SET PROBLEM >>
Return the listing word for word, as given.

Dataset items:
++++

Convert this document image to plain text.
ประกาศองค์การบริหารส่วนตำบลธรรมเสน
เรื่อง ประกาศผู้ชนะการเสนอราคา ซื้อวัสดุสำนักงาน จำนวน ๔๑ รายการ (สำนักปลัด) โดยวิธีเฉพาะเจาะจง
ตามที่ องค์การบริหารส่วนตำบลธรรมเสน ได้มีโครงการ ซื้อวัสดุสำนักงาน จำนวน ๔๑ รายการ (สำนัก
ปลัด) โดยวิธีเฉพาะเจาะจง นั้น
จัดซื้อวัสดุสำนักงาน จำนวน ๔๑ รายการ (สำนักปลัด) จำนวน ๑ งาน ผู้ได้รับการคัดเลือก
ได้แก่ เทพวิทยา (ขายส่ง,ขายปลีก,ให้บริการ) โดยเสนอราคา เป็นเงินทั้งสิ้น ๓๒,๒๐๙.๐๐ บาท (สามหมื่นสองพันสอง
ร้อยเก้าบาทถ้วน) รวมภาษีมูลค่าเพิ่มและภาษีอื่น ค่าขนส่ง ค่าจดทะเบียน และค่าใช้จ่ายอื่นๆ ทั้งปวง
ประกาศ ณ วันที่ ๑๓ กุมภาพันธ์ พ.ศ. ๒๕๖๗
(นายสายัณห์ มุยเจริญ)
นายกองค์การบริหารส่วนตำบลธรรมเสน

++++

THE RESULT >>
Convert this document image to plain text.
ประกาศองค์การบริหารส่วนตำบลธรรมเสน
เรื่อง ประกาศผู้ชนะการเสนอราคา ซื้อวัสดุสำนักงาน จำนวน ๔๑ รายการ (สำนักปลัด) โดยวิธีเฉพาะเจาะจง
ตามที่ องค์การบริหารส่วนตำบลธรรมเสน ได้มีโครงการ ซื้อวัสดุสำนักงาน จำนวน ๔๑ รายการ (สำนัก
ปลัด) โดยวิธีเฉพาะเจาะจง นั้น
จัดซื้อวัสดุสำนักงาน จำนวน ๔๑ รายการ (สำนักปลัด) จำนวน ๑ งาน ผู้ได้รับการคัดเลือก
ได้แก่ เทพวิทยา (ขายส่ง,ขายปลีก,ให้บริการ) โดยเสนอราคา เป็นเงินทั้งสิ้น ๓๒,๒๐๙.๐๐ บาท (สามหมื่นสองพันสอง
ร้อยเก้าบาทถ้วน) รวมภาษีมูลค่าเพิ่มและภาษีอื่น ค่าขนส่ง ค่าจดทะเบียน และค่าใช้จ่ายอื่นๆ ทั้งปวง
ประกาศ ณ วันที่ ๑๓ กุมภาพันธ์ พ.ศ. ๒๕๖๗
(นายสายัณห์ มุยเจริญ)
นายกองค์การบริหารส่วนตำบลธรรมเสน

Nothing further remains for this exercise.